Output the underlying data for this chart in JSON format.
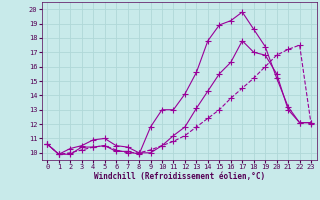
{
  "xlabel": "Windchill (Refroidissement éolien,°C)",
  "background_color": "#c8eaea",
  "grid_color": "#b0d8d8",
  "line_color": "#990099",
  "xlim": [
    -0.5,
    23.5
  ],
  "ylim": [
    9.5,
    20.5
  ],
  "xticks": [
    0,
    1,
    2,
    3,
    4,
    5,
    6,
    7,
    8,
    9,
    10,
    11,
    12,
    13,
    14,
    15,
    16,
    17,
    18,
    19,
    20,
    21,
    22,
    23
  ],
  "yticks": [
    10,
    11,
    12,
    13,
    14,
    15,
    16,
    17,
    18,
    19,
    20
  ],
  "line1_x": [
    0,
    1,
    2,
    3,
    4,
    5,
    6,
    7,
    8,
    9,
    10,
    11,
    12,
    13,
    14,
    15,
    16,
    17,
    18,
    19,
    20,
    21,
    22,
    23
  ],
  "line1_y": [
    10.6,
    9.9,
    9.9,
    10.4,
    10.4,
    10.5,
    10.1,
    10.1,
    9.9,
    11.8,
    13.0,
    13.0,
    14.1,
    15.6,
    17.8,
    18.9,
    19.2,
    19.8,
    18.6,
    17.4,
    15.2,
    13.2,
    12.1,
    12.1
  ],
  "line2_x": [
    0,
    1,
    2,
    3,
    4,
    5,
    6,
    7,
    8,
    9,
    10,
    11,
    12,
    13,
    14,
    15,
    16,
    17,
    18,
    19,
    20,
    21,
    22,
    23
  ],
  "line2_y": [
    10.6,
    9.9,
    10.3,
    10.5,
    10.9,
    11.0,
    10.5,
    10.4,
    10.0,
    10.0,
    10.5,
    11.2,
    11.8,
    13.1,
    14.3,
    15.5,
    16.3,
    17.8,
    17.0,
    16.8,
    15.5,
    13.0,
    12.1,
    12.1
  ],
  "line3_x": [
    0,
    1,
    2,
    3,
    4,
    5,
    6,
    7,
    8,
    9,
    10,
    11,
    12,
    13,
    14,
    15,
    16,
    17,
    18,
    19,
    20,
    21,
    22,
    23
  ],
  "line3_y": [
    10.6,
    9.9,
    10.0,
    10.2,
    10.4,
    10.5,
    10.2,
    10.0,
    10.0,
    10.2,
    10.5,
    10.8,
    11.2,
    11.8,
    12.4,
    13.0,
    13.8,
    14.5,
    15.2,
    16.0,
    16.8,
    17.2,
    17.5,
    12.0
  ],
  "marker": "+",
  "marker_size": 4,
  "line_width": 0.8,
  "tick_fontsize": 5,
  "xlabel_fontsize": 5.5
}
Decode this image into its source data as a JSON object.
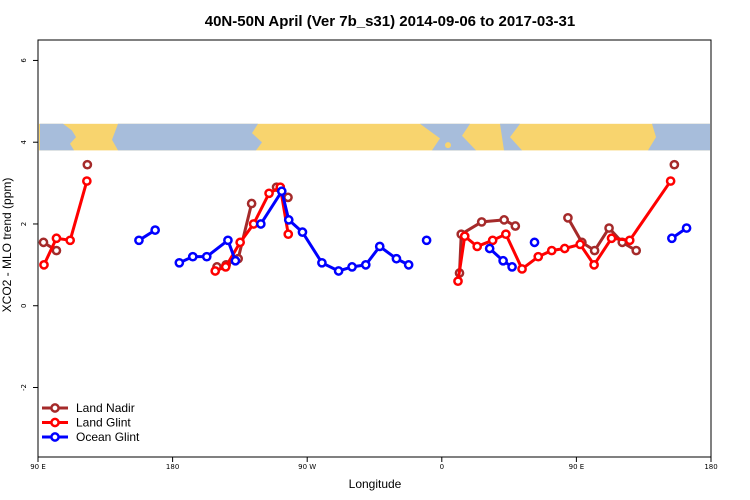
{
  "chart_data": {
    "type": "line",
    "title": "40N-50N April (Ver 7b_s31)   2014-09-06 to 2017-03-31",
    "xlabel": "Longitude",
    "ylabel": "XCO2 - MLO trend (ppm)",
    "xlim": [
      -90,
      180
    ],
    "ylim": [
      -3.7,
      6.5
    ],
    "x_ticks": [
      -90,
      -36,
      18,
      72,
      126,
      180
    ],
    "x_tick_labels": [
      "90 E",
      "180",
      "90 W",
      "0",
      "90 E",
      "180"
    ],
    "y_ticks": [
      -2,
      0,
      2,
      4,
      6
    ],
    "y_tick_labels": [
      "-2",
      "0",
      "2",
      "4",
      "6"
    ],
    "legend_position": "bottom-left",
    "map_strip": {
      "y_from": 3.8,
      "y_to": 4.45,
      "land_color": "#f8d46e",
      "ocean_color": "#a7bddb"
    },
    "series": [
      {
        "name": "Land Nadir",
        "color": "#a52a2a",
        "segments": [
          [
            [
              -87.8,
              1.55
            ],
            [
              -82.6,
              1.35
            ]
          ],
          [
            [
              -70.2,
              3.45
            ]
          ],
          [
            [
              -18.2,
              0.95
            ],
            [
              -14.5,
              1.0
            ],
            [
              -9.7,
              1.15
            ],
            [
              -4.3,
              2.5
            ]
          ],
          [
            [
              5.7,
              2.9
            ],
            [
              10.3,
              2.65
            ]
          ],
          [
            [
              79.1,
              0.8
            ],
            [
              79.8,
              1.75
            ],
            [
              88.0,
              2.05
            ],
            [
              97.0,
              2.1
            ],
            [
              101.5,
              1.95
            ]
          ],
          [
            [
              122.6,
              2.15
            ],
            [
              128.2,
              1.55
            ],
            [
              133.3,
              1.35
            ],
            [
              139.1,
              1.9
            ],
            [
              144.4,
              1.55
            ],
            [
              150.0,
              1.35
            ]
          ],
          [
            [
              165.3,
              3.45
            ]
          ]
        ]
      },
      {
        "name": "Land Glint",
        "color": "#ff0000",
        "segments": [
          [
            [
              -87.6,
              1.0
            ],
            [
              -82.6,
              1.65
            ],
            [
              -77.1,
              1.6
            ],
            [
              -70.4,
              3.05
            ]
          ],
          [
            [
              -18.9,
              0.85
            ],
            [
              -14.7,
              0.95
            ],
            [
              -8.9,
              1.55
            ],
            [
              -3.5,
              2.0
            ],
            [
              2.7,
              2.75
            ],
            [
              7.2,
              2.9
            ],
            [
              10.4,
              1.75
            ]
          ],
          [
            [
              78.5,
              0.6
            ],
            [
              81.2,
              1.7
            ],
            [
              86.2,
              1.45
            ],
            [
              92.4,
              1.6
            ],
            [
              97.7,
              1.75
            ],
            [
              104.2,
              0.9
            ],
            [
              110.7,
              1.2
            ],
            [
              116.1,
              1.35
            ],
            [
              121.3,
              1.4
            ],
            [
              127.5,
              1.5
            ],
            [
              133.1,
              1.0
            ],
            [
              140.1,
              1.65
            ],
            [
              147.4,
              1.6
            ],
            [
              163.8,
              3.05
            ]
          ]
        ]
      },
      {
        "name": "Ocean Glint",
        "color": "#0000ff",
        "segments": [
          [
            [
              -49.5,
              1.6
            ],
            [
              -43.0,
              1.85
            ]
          ],
          [
            [
              -33.3,
              1.05
            ],
            [
              -27.9,
              1.2
            ],
            [
              -22.3,
              1.2
            ],
            [
              -13.8,
              1.6
            ],
            [
              -10.8,
              1.1
            ]
          ],
          [
            [
              -0.6,
              2.0
            ],
            [
              7.8,
              2.8
            ],
            [
              10.6,
              2.1
            ],
            [
              16.1,
              1.8
            ],
            [
              23.9,
              1.05
            ],
            [
              30.6,
              0.85
            ],
            [
              36.0,
              0.95
            ],
            [
              41.5,
              1.0
            ],
            [
              47.1,
              1.45
            ],
            [
              53.8,
              1.15
            ],
            [
              58.7,
              1.0
            ]
          ],
          [
            [
              65.9,
              1.6
            ]
          ],
          [
            [
              91.2,
              1.4
            ],
            [
              96.6,
              1.1
            ],
            [
              100.2,
              0.95
            ]
          ],
          [
            [
              109.2,
              1.55
            ]
          ],
          [
            [
              164.3,
              1.65
            ],
            [
              170.2,
              1.9
            ]
          ]
        ]
      }
    ]
  }
}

.....

Set down the complete material exactly, but do not include the images.

» **Task answer**:
Output the underlying data for this chart in JSON format.
{
  "xlabel": "Windchill (Refroidissement éolien,°C)",
  "background_color": "#c8eaea",
  "grid_color": "#b0d8d8",
  "line_color": "#990099",
  "xlim": [
    -0.5,
    23.5
  ],
  "ylim": [
    9.5,
    20.5
  ],
  "xticks": [
    0,
    1,
    2,
    3,
    4,
    5,
    6,
    7,
    8,
    9,
    10,
    11,
    12,
    13,
    14,
    15,
    16,
    17,
    18,
    19,
    20,
    21,
    22,
    23
  ],
  "yticks": [
    10,
    11,
    12,
    13,
    14,
    15,
    16,
    17,
    18,
    19,
    20
  ],
  "line1_x": [
    0,
    1,
    2,
    3,
    4,
    5,
    6,
    7,
    8,
    9,
    10,
    11,
    12,
    13,
    14,
    15,
    16,
    17,
    18,
    19,
    20,
    21,
    22,
    23
  ],
  "line1_y": [
    10.6,
    9.9,
    9.9,
    10.4,
    10.4,
    10.5,
    10.1,
    10.1,
    9.9,
    11.8,
    13.0,
    13.0,
    14.1,
    15.6,
    17.8,
    18.9,
    19.2,
    19.8,
    18.6,
    17.4,
    15.2,
    13.2,
    12.1,
    12.1
  ],
  "line2_x": [
    0,
    1,
    2,
    3,
    4,
    5,
    6,
    7,
    8,
    9,
    10,
    11,
    12,
    13,
    14,
    15,
    16,
    17,
    18,
    19,
    20,
    21,
    22,
    23
  ],
  "line2_y": [
    10.6,
    9.9,
    10.3,
    10.5,
    10.9,
    11.0,
    10.5,
    10.4,
    10.0,
    10.0,
    10.5,
    11.2,
    11.8,
    13.1,
    14.3,
    15.5,
    16.3,
    17.8,
    17.0,
    16.8,
    15.5,
    13.0,
    12.1,
    12.1
  ],
  "line3_x": [
    0,
    1,
    2,
    3,
    4,
    5,
    6,
    7,
    8,
    9,
    10,
    11,
    12,
    13,
    14,
    15,
    16,
    17,
    18,
    19,
    20,
    21,
    22,
    23
  ],
  "line3_y": [
    10.6,
    9.9,
    10.0,
    10.2,
    10.4,
    10.5,
    10.2,
    10.0,
    10.0,
    10.2,
    10.5,
    10.8,
    11.2,
    11.8,
    12.4,
    13.0,
    13.8,
    14.5,
    15.2,
    16.0,
    16.8,
    17.2,
    17.5,
    12.0
  ],
  "marker": "+",
  "marker_size": 4,
  "line_width": 0.8,
  "tick_fontsize": 5,
  "xlabel_fontsize": 5.5
}
Decode this image into its source data as a JSON object.
{
  "chart_data": {
    "type": "line",
    "title": "40N-50N April (Ver 7b_s31)   2014-09-06 to 2017-03-31",
    "xlabel": "Longitude",
    "ylabel": "XCO2 - MLO trend (ppm)",
    "xlim": [
      -90,
      180
    ],
    "ylim": [
      -3.7,
      6.5
    ],
    "x_ticks": [
      -90,
      -36,
      18,
      72,
      126,
      180
    ],
    "x_tick_labels": [
      "90 E",
      "180",
      "90 W",
      "0",
      "90 E",
      "180"
    ],
    "y_ticks": [
      -2,
      0,
      2,
      4,
      6
    ],
    "y_tick_labels": [
      "-2",
      "0",
      "2",
      "4",
      "6"
    ],
    "legend_position": "bottom-left",
    "map_strip": {
      "y_from": 3.8,
      "y_to": 4.45,
      "land_color": "#f8d46e",
      "ocean_color": "#a7bddb"
    },
    "series": [
      {
        "name": "Land Nadir",
        "color": "#a52a2a",
        "segments": [
          [
            [
              -87.8,
              1.55
            ],
            [
              -82.6,
              1.35
            ]
          ],
          [
            [
              -70.2,
              3.45
            ]
          ],
          [
            [
              -18.2,
              0.95
            ],
            [
              -14.5,
              1.0
            ],
            [
              -9.7,
              1.15
            ],
            [
              -4.3,
              2.5
            ]
          ],
          [
            [
              5.7,
              2.9
            ],
            [
              10.3,
              2.65
            ]
          ],
          [
            [
              79.1,
              0.8
            ],
            [
              79.8,
              1.75
            ],
            [
              88.0,
              2.05
            ],
            [
              97.0,
              2.1
            ],
            [
              101.5,
              1.95
            ]
          ],
          [
            [
              122.6,
              2.15
            ],
            [
              128.2,
              1.55
            ],
            [
              133.3,
              1.35
            ],
            [
              139.1,
              1.9
            ],
            [
              144.4,
              1.55
            ],
            [
              150.0,
              1.35
            ]
          ],
          [
            [
              165.3,
              3.45
            ]
          ]
        ]
      },
      {
        "name": "Land Glint",
        "color": "#ff0000",
        "segments": [
          [
            [
              -87.6,
              1.0
            ],
            [
              -82.6,
              1.65
            ],
            [
              -77.1,
              1.6
            ],
            [
              -70.4,
              3.05
            ]
          ],
          [
            [
              -18.9,
              0.85
            ],
            [
              -14.7,
              0.95
            ],
            [
              -8.9,
              1.55
            ],
            [
              -3.5,
              2.0
            ],
            [
              2.7,
              2.75
            ],
            [
              7.2,
              2.9
            ],
            [
              10.4,
              1.75
            ]
          ],
          [
            [
              78.5,
              0.6
            ],
            [
              81.2,
              1.7
            ],
            [
              86.2,
              1.45
            ],
            [
              92.4,
              1.6
            ],
            [
              97.7,
              1.75
            ],
            [
              104.2,
              0.9
            ],
            [
              110.7,
              1.2
            ],
            [
              116.1,
              1.35
            ],
            [
              121.3,
              1.4
            ],
            [
              127.5,
              1.5
            ],
            [
              133.1,
              1.0
            ],
            [
              140.1,
              1.65
            ],
            [
              147.4,
              1.6
            ],
            [
              163.8,
              3.05
            ]
          ]
        ]
      },
      {
        "name": "Ocean Glint",
        "color": "#0000ff",
        "segments": [
          [
            [
              -49.5,
              1.6
            ],
            [
              -43.0,
              1.85
            ]
          ],
          [
            [
              -33.3,
              1.05
            ],
            [
              -27.9,
              1.2
            ],
            [
              -22.3,
              1.2
            ],
            [
              -13.8,
              1.6
            ],
            [
              -10.8,
              1.1
            ]
          ],
          [
            [
              -0.6,
              2.0
            ],
            [
              7.8,
              2.8
            ],
            [
              10.6,
              2.1
            ],
            [
              16.1,
              1.8
            ],
            [
              23.9,
              1.05
            ],
            [
              30.6,
              0.85
            ],
            [
              36.0,
              0.95
            ],
            [
              41.5,
              1.0
            ],
            [
              47.1,
              1.45
            ],
            [
              53.8,
              1.15
            ],
            [
              58.7,
              1.0
            ]
          ],
          [
            [
              65.9,
              1.6
            ]
          ],
          [
            [
              91.2,
              1.4
            ],
            [
              96.6,
              1.1
            ],
            [
              100.2,
              0.95
            ]
          ],
          [
            [
              109.2,
              1.55
            ]
          ],
          [
            [
              164.3,
              1.65
            ],
            [
              170.2,
              1.9
            ]
          ]
        ]
      }
    ]
  }
}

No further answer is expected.